'''

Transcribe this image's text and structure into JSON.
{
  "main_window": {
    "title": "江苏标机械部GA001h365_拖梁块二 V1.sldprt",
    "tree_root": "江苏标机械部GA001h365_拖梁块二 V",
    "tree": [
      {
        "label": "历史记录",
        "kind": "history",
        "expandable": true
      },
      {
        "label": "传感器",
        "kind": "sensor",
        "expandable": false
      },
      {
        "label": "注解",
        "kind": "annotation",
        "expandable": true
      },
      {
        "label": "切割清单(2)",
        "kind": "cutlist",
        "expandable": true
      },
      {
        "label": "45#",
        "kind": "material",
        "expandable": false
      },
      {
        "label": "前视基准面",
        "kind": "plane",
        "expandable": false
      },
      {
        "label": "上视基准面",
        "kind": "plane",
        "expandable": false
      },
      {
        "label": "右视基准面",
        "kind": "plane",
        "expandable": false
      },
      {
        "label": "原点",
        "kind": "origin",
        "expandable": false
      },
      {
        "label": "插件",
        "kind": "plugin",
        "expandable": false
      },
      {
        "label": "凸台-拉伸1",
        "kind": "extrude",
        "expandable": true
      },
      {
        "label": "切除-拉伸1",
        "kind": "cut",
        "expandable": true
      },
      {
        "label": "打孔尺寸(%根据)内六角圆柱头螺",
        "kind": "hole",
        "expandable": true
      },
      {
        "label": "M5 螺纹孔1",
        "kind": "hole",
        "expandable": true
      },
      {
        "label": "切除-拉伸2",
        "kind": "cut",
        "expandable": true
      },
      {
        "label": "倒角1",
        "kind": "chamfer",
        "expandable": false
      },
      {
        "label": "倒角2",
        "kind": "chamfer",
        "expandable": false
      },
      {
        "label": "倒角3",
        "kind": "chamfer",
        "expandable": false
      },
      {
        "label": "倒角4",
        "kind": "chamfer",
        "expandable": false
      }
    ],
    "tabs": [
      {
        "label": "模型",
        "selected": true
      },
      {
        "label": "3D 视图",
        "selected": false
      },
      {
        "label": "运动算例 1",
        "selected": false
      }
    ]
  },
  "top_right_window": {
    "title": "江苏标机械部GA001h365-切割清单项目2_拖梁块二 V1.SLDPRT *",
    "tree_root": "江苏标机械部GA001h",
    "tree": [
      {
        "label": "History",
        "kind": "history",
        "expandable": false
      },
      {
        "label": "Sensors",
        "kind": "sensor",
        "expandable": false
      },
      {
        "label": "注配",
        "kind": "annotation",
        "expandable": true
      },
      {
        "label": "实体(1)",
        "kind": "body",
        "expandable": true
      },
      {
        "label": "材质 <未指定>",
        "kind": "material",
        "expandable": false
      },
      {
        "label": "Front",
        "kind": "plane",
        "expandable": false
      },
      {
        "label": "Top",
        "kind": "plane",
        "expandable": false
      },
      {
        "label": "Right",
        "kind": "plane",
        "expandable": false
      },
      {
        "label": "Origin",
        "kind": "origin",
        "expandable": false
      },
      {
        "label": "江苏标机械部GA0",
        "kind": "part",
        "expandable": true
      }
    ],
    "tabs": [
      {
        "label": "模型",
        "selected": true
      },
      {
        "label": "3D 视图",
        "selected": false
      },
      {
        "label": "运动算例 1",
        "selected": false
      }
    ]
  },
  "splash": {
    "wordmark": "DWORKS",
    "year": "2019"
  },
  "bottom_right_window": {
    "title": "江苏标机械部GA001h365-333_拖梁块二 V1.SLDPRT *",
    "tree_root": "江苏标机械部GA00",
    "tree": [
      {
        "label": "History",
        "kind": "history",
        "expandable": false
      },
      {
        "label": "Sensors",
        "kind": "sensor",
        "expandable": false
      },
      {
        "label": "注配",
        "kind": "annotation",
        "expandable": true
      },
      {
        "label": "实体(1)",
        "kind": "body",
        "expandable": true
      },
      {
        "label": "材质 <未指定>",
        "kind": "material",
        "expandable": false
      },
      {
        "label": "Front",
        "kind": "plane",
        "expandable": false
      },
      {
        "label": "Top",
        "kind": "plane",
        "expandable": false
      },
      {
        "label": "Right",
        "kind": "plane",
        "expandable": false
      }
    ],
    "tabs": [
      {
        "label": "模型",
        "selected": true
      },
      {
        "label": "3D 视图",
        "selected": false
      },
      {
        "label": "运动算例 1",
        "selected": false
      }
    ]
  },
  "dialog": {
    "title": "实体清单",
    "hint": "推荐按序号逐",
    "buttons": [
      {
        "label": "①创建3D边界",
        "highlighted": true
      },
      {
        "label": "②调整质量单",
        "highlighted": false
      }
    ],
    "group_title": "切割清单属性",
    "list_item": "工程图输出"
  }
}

'''

» **What is required**: In full and verbatim, repeat the records given above.

» **Task solution**:
Transcribe this image's text and structure into JSON.
{
  "main_window": {
    "title": "江苏标机械部GA001h365_拖梁块二 V1.sldprt",
    "tree_root": "江苏标机械部GA001h365_拖梁块二 V",
    "tree": [
      {
        "label": "历史记录",
        "kind": "history",
        "expandable": true
      },
      {
        "label": "传感器",
        "kind": "sensor",
        "expandable": false
      },
      {
        "label": "注解",
        "kind": "annotation",
        "expandable": true
      },
      {
        "label": "切割清单(2)",
        "kind": "cutlist",
        "expandable": true
      },
      {
        "label": "45#",
        "kind": "material",
        "expandable": false
      },
      {
        "label": "前视基准面",
        "kind": "plane",
        "expandable": false
      },
      {
        "label": "上视基准面",
        "kind": "plane",
        "expandable": false
      },
      {
        "label": "右视基准面",
        "kind": "plane",
        "expandable": false
      },
      {
        "label": "原点",
        "kind": "origin",
        "expandable": false
      },
      {
        "label": "插件",
        "kind": "plugin",
        "expandable": false
      },
      {
        "label": "凸台-拉伸1",
        "kind": "extrude",
        "expandable": true
      },
      {
        "label": "切除-拉伸1",
        "kind": "cut",
        "expandable": true
      },
      {
        "label": "打孔尺寸(%根据)内六角圆柱头螺",
        "kind": "hole",
        "expandable": true
      },
      {
        "label": "M5 螺纹孔1",
        "kind": "hole",
        "expandable": true
      },
      {
        "label": "切除-拉伸2",
        "kind": "cut",
        "expandable": true
      },
      {
        "label": "倒角1",
        "kind": "chamfer",
        "expandable": false
      },
      {
        "label": "倒角2",
        "kind": "chamfer",
        "expandable": false
      },
      {
        "label": "倒角3",
        "kind": "chamfer",
        "expandable": false
      },
      {
        "label": "倒角4",
        "kind": "chamfer",
        "expandable": false
      }
    ],
    "tabs": [
      {
        "label": "模型",
        "selected": true
      },
      {
        "label": "3D 视图",
        "selected": false
      },
      {
        "label": "运动算例 1",
        "selected": false
      }
    ]
  },
  "top_right_window": {
    "title": "江苏标机械部GA001h365-切割清单项目2_拖梁块二 V1.SLDPRT *",
    "tree_root": "江苏标机械部GA001h",
    "tree": [
      {
        "label": "History",
        "kind": "history",
        "expandable": false
      },
      {
        "label": "Sensors",
        "kind": "sensor",
        "expandable": false
      },
      {
        "label": "注配",
        "kind": "annotation",
        "expandable": true
      },
      {
        "label": "实体(1)",
        "kind": "body",
        "expandable": true
      },
      {
        "label": "材质 <未指定>",
        "kind": "material",
        "expandable": false
      },
      {
        "label": "Front",
        "kind": "plane",
        "expandable": false
      },
      {
        "label": "Top",
        "kind": "plane",
        "expandable": false
      },
      {
        "label": "Right",
        "kind": "plane",
        "expandable": false
      },
      {
        "label": "Origin",
        "kind": "origin",
        "expandable": false
      },
      {
        "label": "江苏标机械部GA0",
        "kind": "part",
        "expandable": true
      }
    ],
    "tabs": [
      {
        "label": "模型",
        "selected": true
      },
      {
        "label": "3D 视图",
        "selected": false
      },
      {
        "label": "运动算例 1",
        "selected": false
      }
    ]
  },
  "splash": {
    "wordmark": "DWORKS",
    "year": "2019"
  },
  "bottom_right_window": {
    "title": "江苏标机械部GA001h365-333_拖梁块二 V1.SLDPRT *",
    "tree_root": "江苏标机械部GA00",
    "tree": [
      {
        "label": "History",
        "kind": "history",
        "expandable": false
      },
      {
        "label": "Sensors",
        "kind": "sensor",
        "expandable": false
      },
      {
        "label": "注配",
        "kind": "annotation",
        "expandable": true
      },
      {
        "label": "实体(1)",
        "kind": "body",
        "expandable": true
      },
      {
        "label": "材质 <未指定>",
        "kind": "material",
        "expandable": false
      },
      {
        "label": "Front",
        "kind": "plane",
        "expandable": false
      },
      {
        "label": "Top",
        "kind": "plane",
        "expandable": false
      },
      {
        "label": "Right",
        "kind": "plane",
        "expandable": false
      }
    ],
    "tabs": [
      {
        "label": "模型",
        "selected": true
      },
      {
        "label": "3D 视图",
        "selected": false
      },
      {
        "label": "运动算例 1",
        "selected": false
      }
    ]
  },
  "dialog": {
    "title": "实体清单",
    "hint": "推荐按序号逐",
    "buttons": [
      {
        "label": "①创建3D边界",
        "highlighted": true
      },
      {
        "label": "②调整质量单",
        "highlighted": false
      }
    ],
    "group_title": "切割清单属性",
    "list_item": "工程图输出"
  }
}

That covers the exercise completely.